Text to read:
The integral is
$$\int _{|z-\pi/4|=\pi/8} \frac{e^{\sin z}}{z^2(z-\pi/4)}dz$$
I assume the pole is located at $(\pi/4,0)$ with a radius of $\pi/8$.
My attempt:
I drew a circle centered at $(0,0)$ with a radius with of $\pi/8$ and vice versa with $(\pi/4,0)$ and pinched it?
I then, splitted it up.
$$=\int _{c_1} \frac{\frac{e^{\sin z}}{z-\pi/4}}{z^2}dz + \int _{c_1} \frac{\frac{e^{\sin z}}{z^2}}{z-\pi/4}dz$$
and I end it up getting an expression of,
$\frac{e^{1/\sqrt{2}}}{32\sqrt{2}\pi^2}(-8\pi^2\sqrt2-\pi-4\sqrt2)$
and the answer is $\frac{32e^{1/\sqrt{2}}i}{\pi}$
Considering that this is about Cauchy's integral formula, you should simply notice that your integral is equal to
$$\int_C \frac{e^{\sin z} / z^2}{z - \pi/4} \, dz = 2 \pi i \frac{e^{\sin z}}{z^2} \big|_{z = \pi/4}$$
since $e^{\sin z}/{z^2}$ is holomorphic away from $0$. You can easily simplify this to get
$$\frac{32i}{\pi} e^{\sqrt{2}/2}$$
which is the desired answer.

Given data:
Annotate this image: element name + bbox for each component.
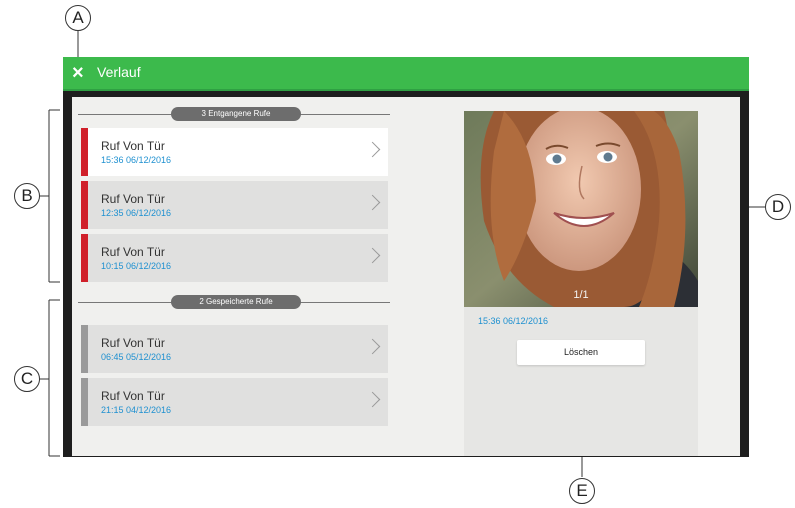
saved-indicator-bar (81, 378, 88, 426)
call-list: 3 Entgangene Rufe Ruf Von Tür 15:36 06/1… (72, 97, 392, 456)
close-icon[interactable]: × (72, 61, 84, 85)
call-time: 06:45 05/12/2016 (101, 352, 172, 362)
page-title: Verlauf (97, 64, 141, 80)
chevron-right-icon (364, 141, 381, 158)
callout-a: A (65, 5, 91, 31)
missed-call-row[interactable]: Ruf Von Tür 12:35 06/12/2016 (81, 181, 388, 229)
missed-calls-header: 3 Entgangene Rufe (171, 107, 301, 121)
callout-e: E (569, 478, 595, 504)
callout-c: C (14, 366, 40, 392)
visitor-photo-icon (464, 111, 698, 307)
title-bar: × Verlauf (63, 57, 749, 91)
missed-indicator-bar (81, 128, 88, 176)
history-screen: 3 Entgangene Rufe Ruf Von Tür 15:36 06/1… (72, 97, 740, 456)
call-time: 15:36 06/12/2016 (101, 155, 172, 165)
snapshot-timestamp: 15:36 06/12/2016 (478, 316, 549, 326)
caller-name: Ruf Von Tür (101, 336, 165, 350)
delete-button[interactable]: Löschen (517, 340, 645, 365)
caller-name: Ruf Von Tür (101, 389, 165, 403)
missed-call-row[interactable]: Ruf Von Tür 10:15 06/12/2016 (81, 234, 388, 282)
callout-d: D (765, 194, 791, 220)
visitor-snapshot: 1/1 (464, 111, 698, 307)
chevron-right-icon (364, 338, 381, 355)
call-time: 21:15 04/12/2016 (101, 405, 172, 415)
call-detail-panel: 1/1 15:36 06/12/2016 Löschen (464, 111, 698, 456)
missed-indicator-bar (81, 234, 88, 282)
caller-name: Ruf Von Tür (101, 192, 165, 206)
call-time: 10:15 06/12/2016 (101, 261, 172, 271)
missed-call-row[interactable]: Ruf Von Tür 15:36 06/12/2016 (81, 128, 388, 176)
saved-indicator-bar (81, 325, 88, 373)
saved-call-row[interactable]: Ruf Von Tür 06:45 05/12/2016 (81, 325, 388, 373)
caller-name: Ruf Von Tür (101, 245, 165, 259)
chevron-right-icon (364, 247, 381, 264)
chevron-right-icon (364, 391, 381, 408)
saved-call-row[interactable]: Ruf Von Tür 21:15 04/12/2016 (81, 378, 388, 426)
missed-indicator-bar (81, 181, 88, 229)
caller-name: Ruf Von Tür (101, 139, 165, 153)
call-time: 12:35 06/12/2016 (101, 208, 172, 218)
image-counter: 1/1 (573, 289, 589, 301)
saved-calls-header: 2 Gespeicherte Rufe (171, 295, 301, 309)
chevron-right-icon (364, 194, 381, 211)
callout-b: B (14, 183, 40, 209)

==

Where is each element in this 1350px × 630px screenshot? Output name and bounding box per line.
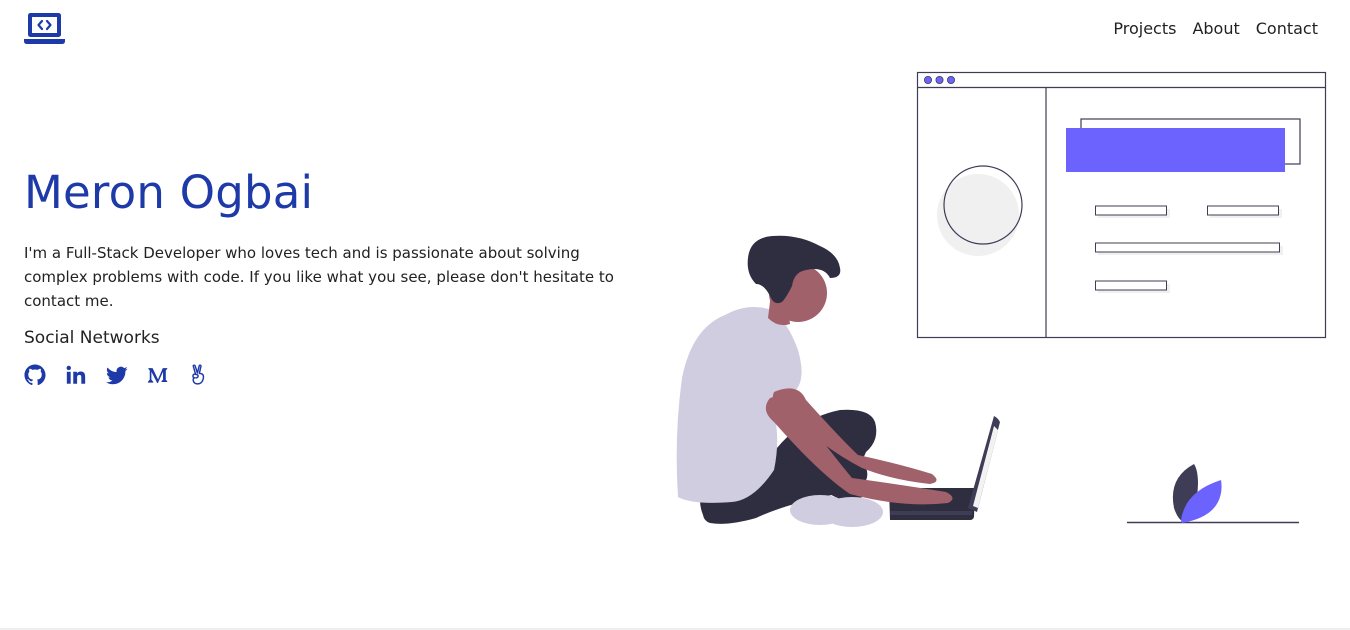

What is being asked: Copy out the passage of the Cauchy integral formula thread above, word for word, from "I then, splitted" to "the desired answer.".

Output for this exercise:
I then, splitted it up.
$$=\int _{c_1} \frac{\frac{e^{\sin z}}{z-\pi/4}}{z^2}dz + \int _{c_1} \frac{\frac{e^{\sin z}}{z^2}}{z-\pi/4}dz$$
and I end it up getting an expression of,
$\frac{e^{1/\sqrt{2}}}{32\sqrt{2}\pi^2}(-8\pi^2\sqrt2-\pi-4\sqrt2)$
and the answer is $\frac{32e^{1/\sqrt{2}}i}{\pi}$
Considering that this is about Cauchy's integral formula, you should simply notice that your integral is equal to
$$\int_C \frac{e^{\sin z} / z^2}{z - \pi/4} \, dz = 2 \pi i \frac{e^{\sin z}}{z^2} \big|_{z = \pi/4}$$
since $e^{\sin z}/{z^2}$ is holomorphic away from $0$. You can easily simplify this to get
$$\frac{32i}{\pi} e^{\sqrt{2}/2}$$
which is the desired answer.